◆ Your task ◆
Whenever a line in the data contains "leaves", show that line.

◆ Input data ◆
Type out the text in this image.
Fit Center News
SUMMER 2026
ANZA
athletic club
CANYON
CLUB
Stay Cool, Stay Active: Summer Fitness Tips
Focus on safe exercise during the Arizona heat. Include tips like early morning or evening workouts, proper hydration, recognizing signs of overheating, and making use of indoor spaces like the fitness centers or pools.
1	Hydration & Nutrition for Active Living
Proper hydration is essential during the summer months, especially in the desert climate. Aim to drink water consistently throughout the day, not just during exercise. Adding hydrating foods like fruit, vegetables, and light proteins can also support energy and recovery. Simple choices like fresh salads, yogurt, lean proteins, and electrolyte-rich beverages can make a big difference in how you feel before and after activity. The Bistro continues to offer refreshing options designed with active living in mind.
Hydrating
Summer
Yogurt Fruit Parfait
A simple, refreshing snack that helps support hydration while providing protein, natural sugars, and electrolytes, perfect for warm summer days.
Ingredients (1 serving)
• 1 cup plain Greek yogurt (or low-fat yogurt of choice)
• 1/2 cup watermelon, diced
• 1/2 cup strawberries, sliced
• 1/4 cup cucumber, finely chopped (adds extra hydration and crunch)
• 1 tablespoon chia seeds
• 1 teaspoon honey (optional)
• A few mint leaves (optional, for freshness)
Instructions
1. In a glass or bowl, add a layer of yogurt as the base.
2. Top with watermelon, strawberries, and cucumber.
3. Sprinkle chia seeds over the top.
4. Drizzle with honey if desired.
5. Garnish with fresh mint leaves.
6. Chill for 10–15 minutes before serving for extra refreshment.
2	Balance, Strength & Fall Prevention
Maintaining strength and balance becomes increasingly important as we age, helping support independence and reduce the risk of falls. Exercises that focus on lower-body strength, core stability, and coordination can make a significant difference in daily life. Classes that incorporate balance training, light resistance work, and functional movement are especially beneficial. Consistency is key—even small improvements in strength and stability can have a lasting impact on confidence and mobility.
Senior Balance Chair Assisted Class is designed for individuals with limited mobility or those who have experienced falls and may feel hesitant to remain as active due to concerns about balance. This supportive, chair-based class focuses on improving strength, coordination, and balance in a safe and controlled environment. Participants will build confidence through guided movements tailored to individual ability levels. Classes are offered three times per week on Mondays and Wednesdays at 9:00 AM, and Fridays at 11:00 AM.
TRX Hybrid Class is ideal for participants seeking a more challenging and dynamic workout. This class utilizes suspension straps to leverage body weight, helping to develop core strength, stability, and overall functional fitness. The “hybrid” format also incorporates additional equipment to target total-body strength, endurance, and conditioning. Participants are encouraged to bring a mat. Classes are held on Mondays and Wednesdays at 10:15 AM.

◆ Written solution ◆
• A few mint leaves (optional, for freshness)
5. Garnish with fresh mint leaves.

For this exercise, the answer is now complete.